- Records for the exercise -
━━━━
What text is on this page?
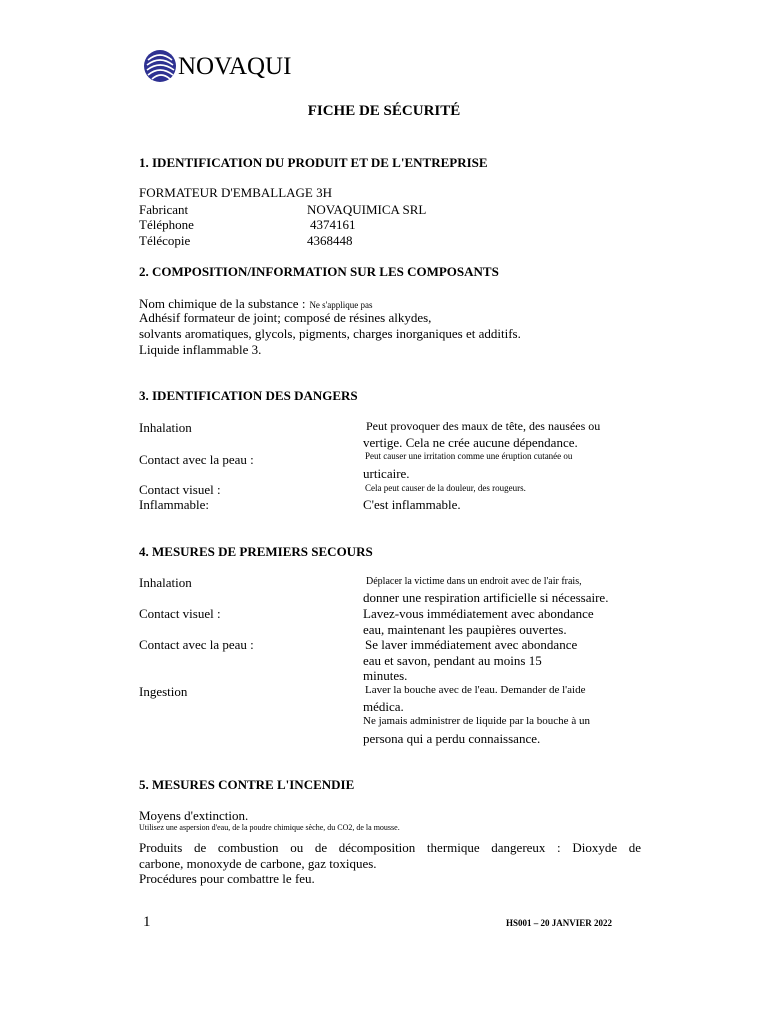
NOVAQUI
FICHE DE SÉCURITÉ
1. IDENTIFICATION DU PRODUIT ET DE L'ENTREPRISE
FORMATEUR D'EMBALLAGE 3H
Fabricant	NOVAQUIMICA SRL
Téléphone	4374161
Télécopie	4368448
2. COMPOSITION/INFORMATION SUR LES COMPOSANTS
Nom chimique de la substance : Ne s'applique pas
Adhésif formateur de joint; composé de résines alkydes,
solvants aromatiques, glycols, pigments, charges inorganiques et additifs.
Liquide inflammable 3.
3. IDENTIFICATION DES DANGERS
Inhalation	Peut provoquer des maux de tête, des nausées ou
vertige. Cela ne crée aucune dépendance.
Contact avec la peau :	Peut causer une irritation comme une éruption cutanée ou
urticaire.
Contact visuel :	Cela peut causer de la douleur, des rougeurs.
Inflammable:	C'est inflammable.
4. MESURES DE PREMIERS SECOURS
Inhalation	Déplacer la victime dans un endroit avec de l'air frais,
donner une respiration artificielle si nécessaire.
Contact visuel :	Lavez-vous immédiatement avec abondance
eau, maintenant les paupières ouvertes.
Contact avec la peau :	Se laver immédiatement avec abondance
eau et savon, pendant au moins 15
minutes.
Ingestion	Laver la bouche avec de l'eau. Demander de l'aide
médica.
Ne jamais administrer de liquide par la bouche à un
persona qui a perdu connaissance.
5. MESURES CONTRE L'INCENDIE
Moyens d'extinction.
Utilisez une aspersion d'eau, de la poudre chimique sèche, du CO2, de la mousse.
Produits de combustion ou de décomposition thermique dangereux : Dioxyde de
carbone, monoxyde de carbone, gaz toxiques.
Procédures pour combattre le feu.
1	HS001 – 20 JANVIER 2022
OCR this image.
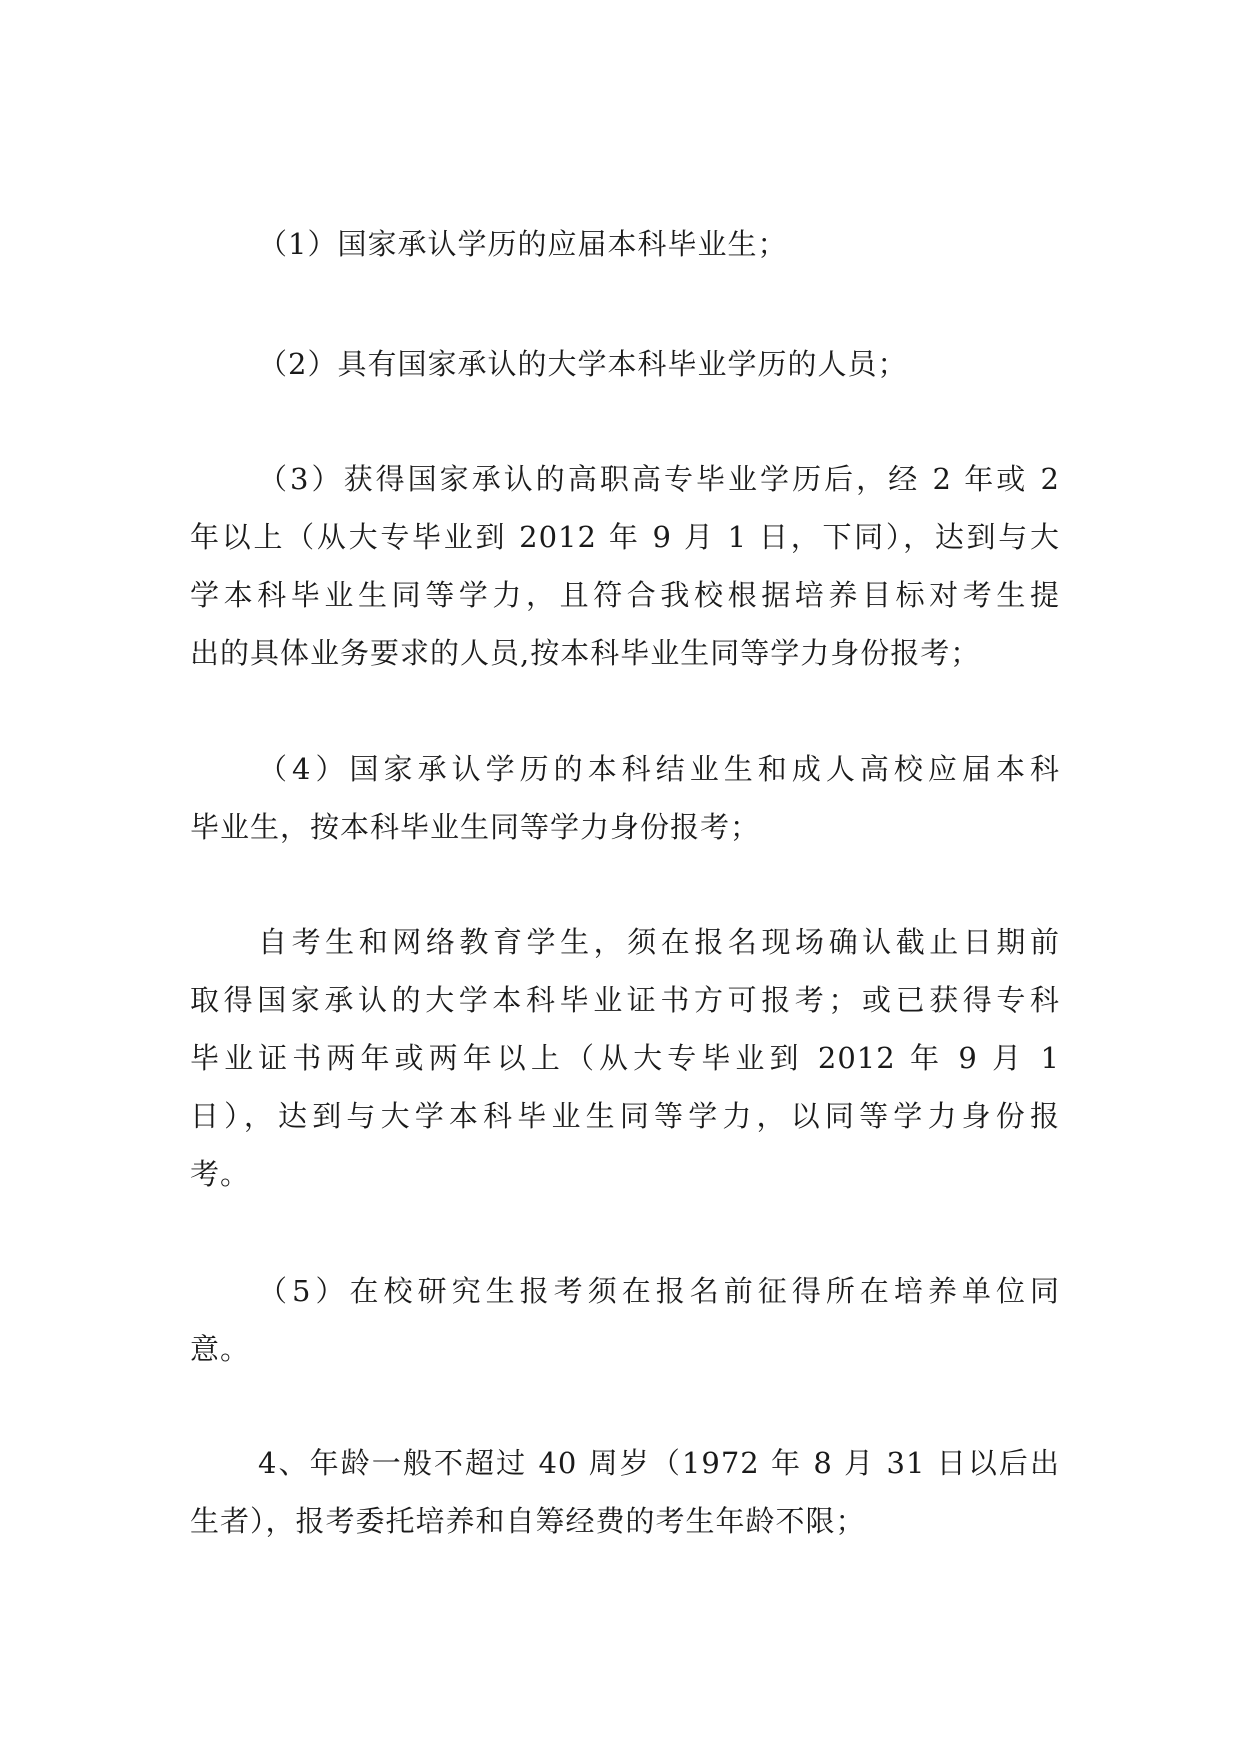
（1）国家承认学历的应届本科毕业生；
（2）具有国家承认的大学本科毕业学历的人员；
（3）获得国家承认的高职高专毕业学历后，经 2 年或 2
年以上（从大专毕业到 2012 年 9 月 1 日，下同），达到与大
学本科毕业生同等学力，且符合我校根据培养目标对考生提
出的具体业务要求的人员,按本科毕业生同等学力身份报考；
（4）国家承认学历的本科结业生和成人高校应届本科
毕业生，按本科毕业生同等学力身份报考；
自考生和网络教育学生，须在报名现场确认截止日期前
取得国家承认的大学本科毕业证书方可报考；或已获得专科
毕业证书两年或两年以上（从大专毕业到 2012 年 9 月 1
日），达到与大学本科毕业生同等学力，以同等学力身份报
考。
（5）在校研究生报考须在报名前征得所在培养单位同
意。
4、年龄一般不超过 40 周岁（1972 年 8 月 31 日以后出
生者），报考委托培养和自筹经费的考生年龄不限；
━━━━
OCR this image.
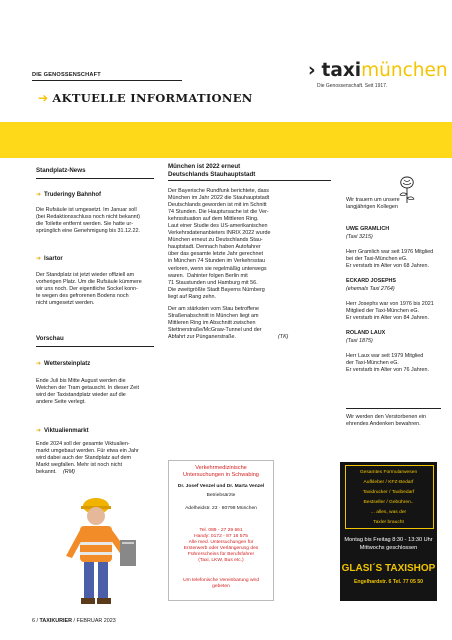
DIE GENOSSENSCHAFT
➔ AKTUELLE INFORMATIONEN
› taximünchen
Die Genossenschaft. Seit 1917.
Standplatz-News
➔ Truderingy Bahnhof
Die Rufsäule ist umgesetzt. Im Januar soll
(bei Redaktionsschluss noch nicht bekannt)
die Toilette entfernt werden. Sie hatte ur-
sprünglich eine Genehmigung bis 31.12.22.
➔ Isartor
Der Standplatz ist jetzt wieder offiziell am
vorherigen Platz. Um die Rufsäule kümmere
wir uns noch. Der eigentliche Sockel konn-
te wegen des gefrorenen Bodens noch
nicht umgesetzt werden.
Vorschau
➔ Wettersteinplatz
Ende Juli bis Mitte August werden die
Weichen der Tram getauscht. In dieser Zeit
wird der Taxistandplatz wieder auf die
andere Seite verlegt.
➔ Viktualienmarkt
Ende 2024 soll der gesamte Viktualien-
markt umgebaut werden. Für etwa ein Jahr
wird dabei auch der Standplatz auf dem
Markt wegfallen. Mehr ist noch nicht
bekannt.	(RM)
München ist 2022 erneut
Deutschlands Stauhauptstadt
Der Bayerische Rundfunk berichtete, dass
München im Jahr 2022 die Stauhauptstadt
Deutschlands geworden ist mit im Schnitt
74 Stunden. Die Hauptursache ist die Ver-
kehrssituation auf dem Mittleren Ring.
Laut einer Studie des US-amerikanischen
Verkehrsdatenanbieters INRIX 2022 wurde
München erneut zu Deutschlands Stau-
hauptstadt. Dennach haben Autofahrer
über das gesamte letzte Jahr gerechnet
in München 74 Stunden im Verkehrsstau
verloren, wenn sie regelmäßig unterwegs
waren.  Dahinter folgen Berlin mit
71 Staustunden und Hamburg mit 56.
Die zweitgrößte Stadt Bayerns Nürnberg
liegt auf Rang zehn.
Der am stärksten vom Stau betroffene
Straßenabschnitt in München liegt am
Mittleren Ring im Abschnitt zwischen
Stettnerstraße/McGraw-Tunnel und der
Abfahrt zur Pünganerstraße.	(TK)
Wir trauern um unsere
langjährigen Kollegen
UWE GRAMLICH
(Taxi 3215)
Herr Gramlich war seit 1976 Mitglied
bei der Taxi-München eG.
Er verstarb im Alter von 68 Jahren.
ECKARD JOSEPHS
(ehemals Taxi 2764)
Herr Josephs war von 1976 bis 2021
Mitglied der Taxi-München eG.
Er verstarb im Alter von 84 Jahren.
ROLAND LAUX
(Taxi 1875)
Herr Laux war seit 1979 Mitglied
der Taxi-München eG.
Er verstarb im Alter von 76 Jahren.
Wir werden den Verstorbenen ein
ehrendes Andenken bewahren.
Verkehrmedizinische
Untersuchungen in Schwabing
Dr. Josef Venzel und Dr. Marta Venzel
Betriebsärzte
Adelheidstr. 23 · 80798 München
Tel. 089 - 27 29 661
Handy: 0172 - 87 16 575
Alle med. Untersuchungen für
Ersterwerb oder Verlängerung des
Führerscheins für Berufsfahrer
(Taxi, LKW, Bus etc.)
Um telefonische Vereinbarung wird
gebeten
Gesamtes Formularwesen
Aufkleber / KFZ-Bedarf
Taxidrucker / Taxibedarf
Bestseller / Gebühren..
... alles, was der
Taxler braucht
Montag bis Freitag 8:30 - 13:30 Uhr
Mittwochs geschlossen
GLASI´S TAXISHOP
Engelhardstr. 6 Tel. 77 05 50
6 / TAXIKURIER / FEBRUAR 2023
━━━━
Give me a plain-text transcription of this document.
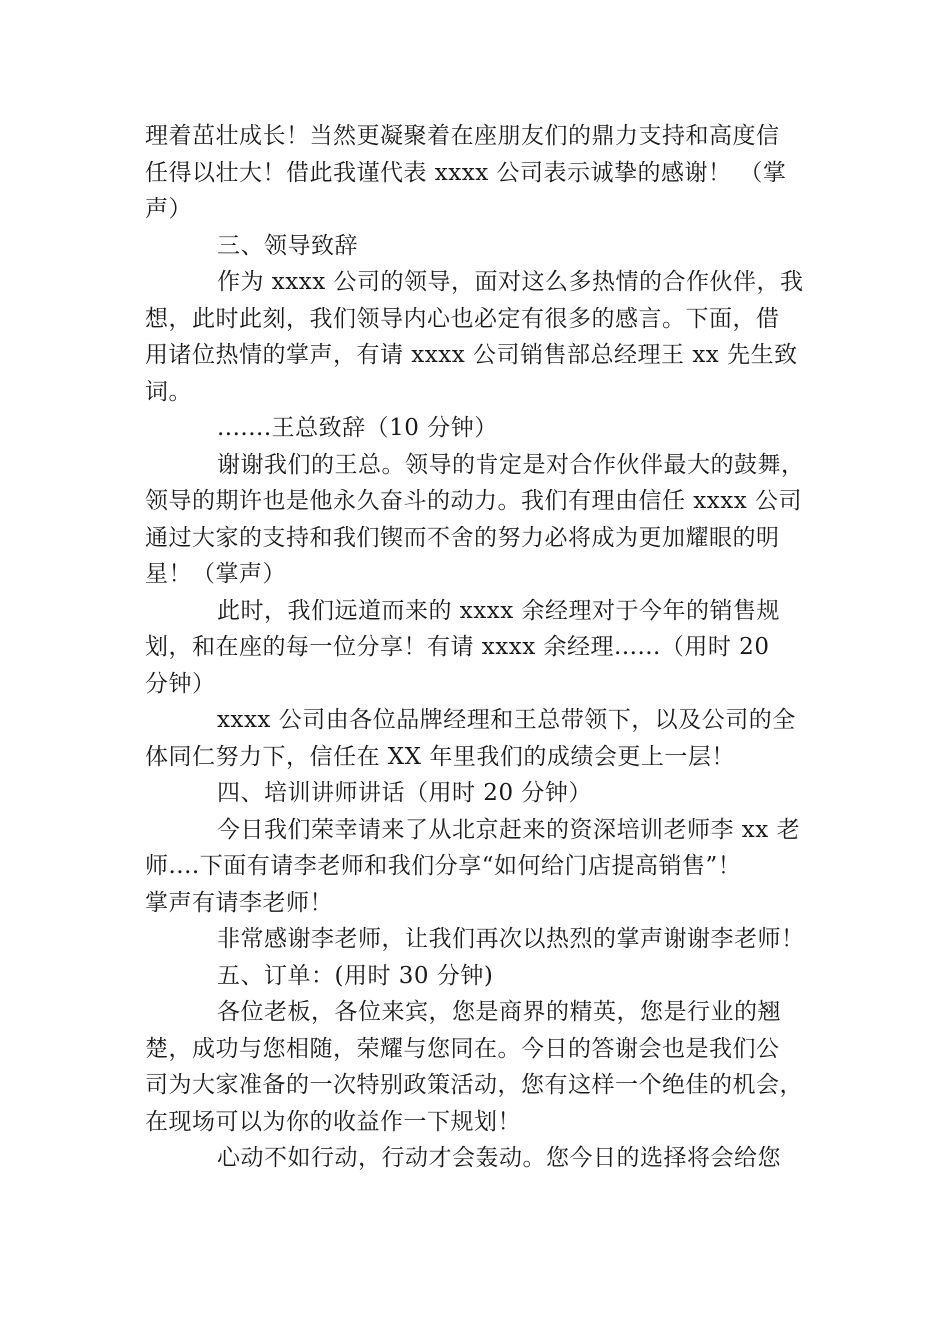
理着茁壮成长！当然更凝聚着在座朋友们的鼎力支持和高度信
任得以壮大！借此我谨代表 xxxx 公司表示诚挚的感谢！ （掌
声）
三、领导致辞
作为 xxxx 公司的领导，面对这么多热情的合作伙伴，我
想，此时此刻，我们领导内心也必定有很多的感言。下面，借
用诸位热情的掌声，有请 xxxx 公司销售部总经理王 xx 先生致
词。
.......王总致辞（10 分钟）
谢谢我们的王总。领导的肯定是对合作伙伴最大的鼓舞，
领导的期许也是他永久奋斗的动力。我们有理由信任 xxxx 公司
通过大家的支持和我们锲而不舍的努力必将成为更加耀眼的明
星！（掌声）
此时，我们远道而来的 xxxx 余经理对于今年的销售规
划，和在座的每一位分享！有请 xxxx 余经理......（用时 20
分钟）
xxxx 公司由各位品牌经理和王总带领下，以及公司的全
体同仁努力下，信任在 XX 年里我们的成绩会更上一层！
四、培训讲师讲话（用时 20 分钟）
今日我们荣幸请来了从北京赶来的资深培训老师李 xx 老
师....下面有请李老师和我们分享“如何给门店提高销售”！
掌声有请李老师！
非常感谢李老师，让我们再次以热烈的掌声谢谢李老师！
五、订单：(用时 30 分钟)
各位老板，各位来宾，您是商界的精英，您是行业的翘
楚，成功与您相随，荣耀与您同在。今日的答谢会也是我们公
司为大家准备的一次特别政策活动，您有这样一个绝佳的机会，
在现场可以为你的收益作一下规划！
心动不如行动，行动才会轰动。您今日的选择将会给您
━━━━
Review the preceding data and report every line that includes the string "text".

- Exercise answer -
What text is on this page?
Give me a plain-text transcription of this document.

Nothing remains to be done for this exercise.